• **OBJECTIVE**
Here are some records; quote them exactly, leaving out the pictures.

(Rows from a figure dataset)
####################
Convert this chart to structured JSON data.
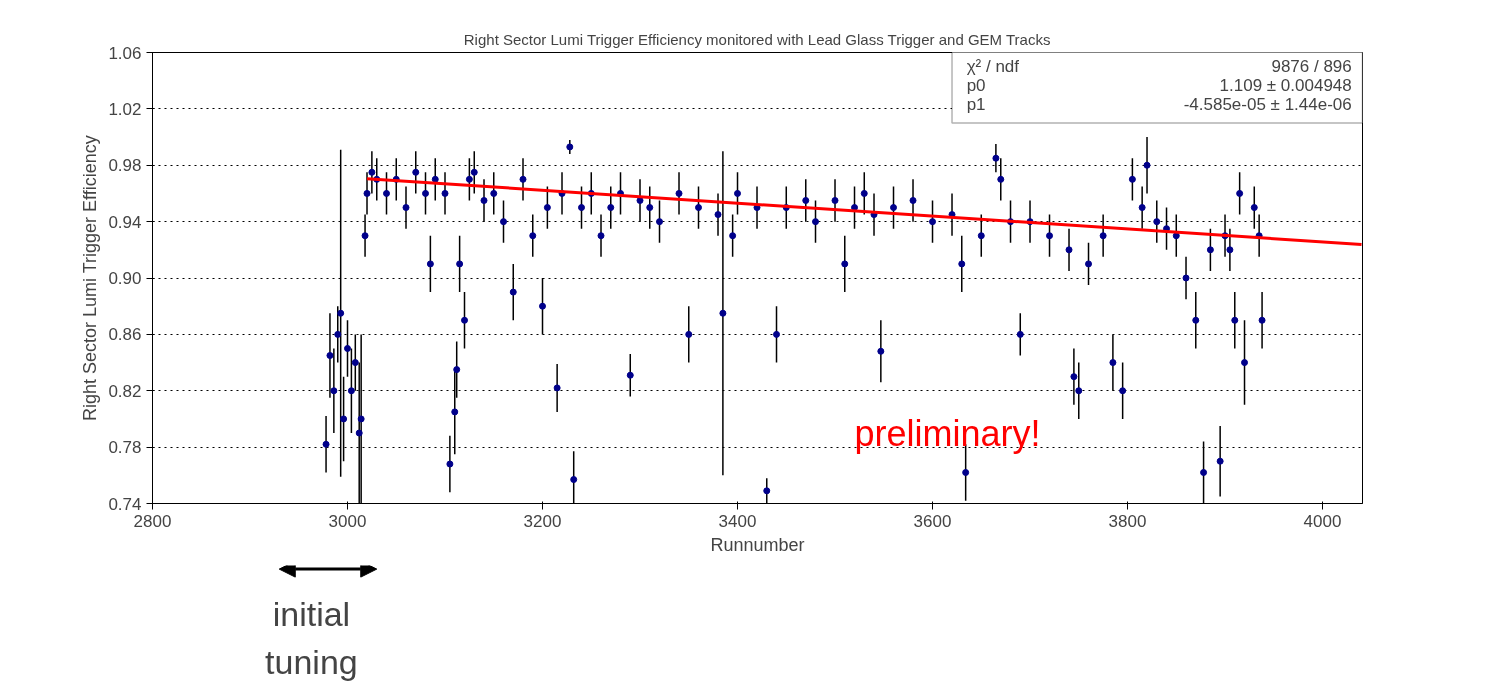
{
  "chart_data": {
    "type": "scatter",
    "title": "Right Sector Lumi Trigger Efficiency monitored with Lead Glass Trigger and GEM Tracks",
    "xlabel": "Runnumber",
    "ylabel": "Right Sector Lumi Trigger Efficiency",
    "xlim": [
      2800,
      4041
    ],
    "xticks": [
      2800,
      3000,
      3200,
      3400,
      3600,
      3800,
      4000
    ],
    "ylim": [
      0.74,
      1.06
    ],
    "yticks": [
      {
        "value": 0.74,
        "label": "0.74"
      },
      {
        "value": 0.78,
        "label": "0.78"
      },
      {
        "value": 0.82,
        "label": "0.82"
      },
      {
        "value": 0.86,
        "label": "0.86"
      },
      {
        "value": 0.9,
        "label": "0.90"
      },
      {
        "value": 0.94,
        "label": "0.94"
      },
      {
        "value": 0.98,
        "label": "0.98"
      },
      {
        "value": 1.02,
        "label": "1.02"
      },
      {
        "value": 1.06,
        "label": "1.06"
      }
    ],
    "grid": "y",
    "series": [
      {
        "color": "#00008b",
        "marker": "circle",
        "x": [
          2978,
          2982,
          2986,
          2990,
          2993,
          2996,
          3000,
          3004,
          3008,
          3012,
          3014,
          3018,
          3020,
          3025,
          3030,
          3040,
          3050,
          3060,
          3070,
          3080,
          3085,
          3090,
          3100,
          3105,
          3110,
          3112,
          3115,
          3120,
          3125,
          3130,
          3140,
          3150,
          3160,
          3170,
          3180,
          3190,
          3200,
          3205,
          3215,
          3220,
          3228,
          3232,
          3240,
          3250,
          3260,
          3270,
          3280,
          3290,
          3300,
          3310,
          3320,
          3340,
          3350,
          3360,
          3380,
          3385,
          3395,
          3400,
          3420,
          3430,
          3440,
          3450,
          3470,
          3480,
          3500,
          3510,
          3520,
          3530,
          3540,
          3547,
          3560,
          3580,
          3600,
          3620,
          3630,
          3634,
          3650,
          3665,
          3670,
          3680,
          3690,
          3700,
          3720,
          3740,
          3745,
          3750,
          3760,
          3775,
          3785,
          3795,
          3805,
          3815,
          3820,
          3830,
          3840,
          3850,
          3860,
          3870,
          3878,
          3885,
          3895,
          3900,
          3905,
          3910,
          3915,
          3920,
          3930,
          3935,
          3938
        ],
        "values": [
          0.782,
          0.845,
          0.82,
          0.86,
          0.875,
          0.8,
          0.85,
          0.82,
          0.84,
          0.79,
          0.8,
          0.93,
          0.96,
          0.975,
          0.97,
          0.96,
          0.97,
          0.95,
          0.975,
          0.96,
          0.91,
          0.97,
          0.96,
          0.768,
          0.805,
          0.835,
          0.91,
          0.87,
          0.97,
          0.975,
          0.955,
          0.96,
          0.94,
          0.89,
          0.97,
          0.93,
          0.88,
          0.95,
          0.822,
          0.96,
          0.993,
          0.757,
          0.95,
          0.96,
          0.93,
          0.95,
          0.96,
          0.831,
          0.955,
          0.95,
          0.94,
          0.96,
          0.86,
          0.95,
          0.945,
          0.875,
          0.93,
          0.96,
          0.95,
          0.749,
          0.86,
          0.95,
          0.955,
          0.94,
          0.955,
          0.91,
          0.95,
          0.96,
          0.945,
          0.848,
          0.95,
          0.955,
          0.94,
          0.945,
          0.91,
          0.762,
          0.93,
          0.985,
          0.97,
          0.94,
          0.86,
          0.94,
          0.93,
          0.92,
          0.83,
          0.82,
          0.91,
          0.93,
          0.84,
          0.82,
          0.97,
          0.95,
          0.98,
          0.94,
          0.935,
          0.93,
          0.9,
          0.87,
          0.762,
          0.92,
          0.77,
          0.93,
          0.92,
          0.87,
          0.96,
          0.84,
          0.95,
          0.93,
          0.87
        ],
        "errors": [
          0.02,
          0.03,
          0.03,
          0.02,
          0.116,
          0.03,
          0.02,
          0.03,
          0.02,
          0.05,
          0.06,
          0.015,
          0.015,
          0.015,
          0.015,
          0.015,
          0.015,
          0.015,
          0.015,
          0.015,
          0.02,
          0.015,
          0.015,
          0.02,
          0.03,
          0.02,
          0.02,
          0.02,
          0.015,
          0.015,
          0.015,
          0.015,
          0.015,
          0.02,
          0.015,
          0.015,
          0.02,
          0.015,
          0.017,
          0.015,
          0.005,
          0.02,
          0.015,
          0.015,
          0.015,
          0.015,
          0.015,
          0.015,
          0.015,
          0.015,
          0.015,
          0.015,
          0.02,
          0.015,
          0.015,
          0.115,
          0.015,
          0.015,
          0.015,
          0.009,
          0.02,
          0.015,
          0.015,
          0.015,
          0.015,
          0.02,
          0.015,
          0.015,
          0.015,
          0.022,
          0.015,
          0.015,
          0.015,
          0.015,
          0.02,
          0.02,
          0.015,
          0.01,
          0.015,
          0.015,
          0.015,
          0.015,
          0.015,
          0.015,
          0.02,
          0.02,
          0.015,
          0.015,
          0.02,
          0.02,
          0.015,
          0.015,
          0.02,
          0.015,
          0.015,
          0.015,
          0.015,
          0.02,
          0.022,
          0.015,
          0.025,
          0.015,
          0.015,
          0.02,
          0.015,
          0.03,
          0.015,
          0.015,
          0.02
        ]
      },
      {
        "type": "line",
        "color": "#ff0000",
        "x": [
          3020,
          4040
        ],
        "values": [
          0.9705,
          0.9238
        ]
      }
    ],
    "annotations": [
      "χ² / ndf",
      "9876 / 896",
      "p0",
      "1.109 ± 0.004948",
      "p1",
      "-4.585e-05 ± 1.44e-06",
      "preliminary!",
      "initial tuning"
    ]
  }
}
####################
• **WRITTEN RESPONSE**
Convert this chart to structured JSON data.
{
  "chart_data": {
    "type": "scatter",
    "title": "Right Sector Lumi Trigger Efficiency monitored with Lead Glass Trigger and GEM Tracks",
    "xlabel": "Runnumber",
    "ylabel": "Right Sector Lumi Trigger Efficiency",
    "xlim": [
      2800,
      4041
    ],
    "xticks": [
      2800,
      3000,
      3200,
      3400,
      3600,
      3800,
      4000
    ],
    "ylim": [
      0.74,
      1.06
    ],
    "yticks": [
      {
        "value": 0.74,
        "label": "0.74"
      },
      {
        "value": 0.78,
        "label": "0.78"
      },
      {
        "value": 0.82,
        "label": "0.82"
      },
      {
        "value": 0.86,
        "label": "0.86"
      },
      {
        "value": 0.9,
        "label": "0.90"
      },
      {
        "value": 0.94,
        "label": "0.94"
      },
      {
        "value": 0.98,
        "label": "0.98"
      },
      {
        "value": 1.02,
        "label": "1.02"
      },
      {
        "value": 1.06,
        "label": "1.06"
      }
    ],
    "grid": "y",
    "series": [
      {
        "color": "#00008b",
        "marker": "circle",
        "x": [
          2978,
          2982,
          2986,
          2990,
          2993,
          2996,
          3000,
          3004,
          3008,
          3012,
          3014,
          3018,
          3020,
          3025,
          3030,
          3040,
          3050,
          3060,
          3070,
          3080,
          3085,
          3090,
          3100,
          3105,
          3110,
          3112,
          3115,
          3120,
          3125,
          3130,
          3140,
          3150,
          3160,
          3170,
          3180,
          3190,
          3200,
          3205,
          3215,
          3220,
          3228,
          3232,
          3240,
          3250,
          3260,
          3270,
          3280,
          3290,
          3300,
          3310,
          3320,
          3340,
          3350,
          3360,
          3380,
          3385,
          3395,
          3400,
          3420,
          3430,
          3440,
          3450,
          3470,
          3480,
          3500,
          3510,
          3520,
          3530,
          3540,
          3547,
          3560,
          3580,
          3600,
          3620,
          3630,
          3634,
          3650,
          3665,
          3670,
          3680,
          3690,
          3700,
          3720,
          3740,
          3745,
          3750,
          3760,
          3775,
          3785,
          3795,
          3805,
          3815,
          3820,
          3830,
          3840,
          3850,
          3860,
          3870,
          3878,
          3885,
          3895,
          3900,
          3905,
          3910,
          3915,
          3920,
          3930,
          3935,
          3938
        ],
        "values": [
          0.782,
          0.845,
          0.82,
          0.86,
          0.875,
          0.8,
          0.85,
          0.82,
          0.84,
          0.79,
          0.8,
          0.93,
          0.96,
          0.975,
          0.97,
          0.96,
          0.97,
          0.95,
          0.975,
          0.96,
          0.91,
          0.97,
          0.96,
          0.768,
          0.805,
          0.835,
          0.91,
          0.87,
          0.97,
          0.975,
          0.955,
          0.96,
          0.94,
          0.89,
          0.97,
          0.93,
          0.88,
          0.95,
          0.822,
          0.96,
          0.993,
          0.757,
          0.95,
          0.96,
          0.93,
          0.95,
          0.96,
          0.831,
          0.955,
          0.95,
          0.94,
          0.96,
          0.86,
          0.95,
          0.945,
          0.875,
          0.93,
          0.96,
          0.95,
          0.749,
          0.86,
          0.95,
          0.955,
          0.94,
          0.955,
          0.91,
          0.95,
          0.96,
          0.945,
          0.848,
          0.95,
          0.955,
          0.94,
          0.945,
          0.91,
          0.762,
          0.93,
          0.985,
          0.97,
          0.94,
          0.86,
          0.94,
          0.93,
          0.92,
          0.83,
          0.82,
          0.91,
          0.93,
          0.84,
          0.82,
          0.97,
          0.95,
          0.98,
          0.94,
          0.935,
          0.93,
          0.9,
          0.87,
          0.762,
          0.92,
          0.77,
          0.93,
          0.92,
          0.87,
          0.96,
          0.84,
          0.95,
          0.93,
          0.87
        ],
        "errors": [
          0.02,
          0.03,
          0.03,
          0.02,
          0.116,
          0.03,
          0.02,
          0.03,
          0.02,
          0.05,
          0.06,
          0.015,
          0.015,
          0.015,
          0.015,
          0.015,
          0.015,
          0.015,
          0.015,
          0.015,
          0.02,
          0.015,
          0.015,
          0.02,
          0.03,
          0.02,
          0.02,
          0.02,
          0.015,
          0.015,
          0.015,
          0.015,
          0.015,
          0.02,
          0.015,
          0.015,
          0.02,
          0.015,
          0.017,
          0.015,
          0.005,
          0.02,
          0.015,
          0.015,
          0.015,
          0.015,
          0.015,
          0.015,
          0.015,
          0.015,
          0.015,
          0.015,
          0.02,
          0.015,
          0.015,
          0.115,
          0.015,
          0.015,
          0.015,
          0.009,
          0.02,
          0.015,
          0.015,
          0.015,
          0.015,
          0.02,
          0.015,
          0.015,
          0.015,
          0.022,
          0.015,
          0.015,
          0.015,
          0.015,
          0.02,
          0.02,
          0.015,
          0.01,
          0.015,
          0.015,
          0.015,
          0.015,
          0.015,
          0.015,
          0.02,
          0.02,
          0.015,
          0.015,
          0.02,
          0.02,
          0.015,
          0.015,
          0.02,
          0.015,
          0.015,
          0.015,
          0.015,
          0.02,
          0.022,
          0.015,
          0.025,
          0.015,
          0.015,
          0.02,
          0.015,
          0.03,
          0.015,
          0.015,
          0.02
        ]
      },
      {
        "type": "line",
        "color": "#ff0000",
        "x": [
          3020,
          4040
        ],
        "values": [
          0.9705,
          0.9238
        ]
      }
    ],
    "annotations": [
      "χ² / ndf",
      "9876 / 896",
      "p0",
      "1.109 ± 0.004948",
      "p1",
      "-4.585e-05 ± 1.44e-06",
      "preliminary!",
      "initial tuning"
    ]
  }
}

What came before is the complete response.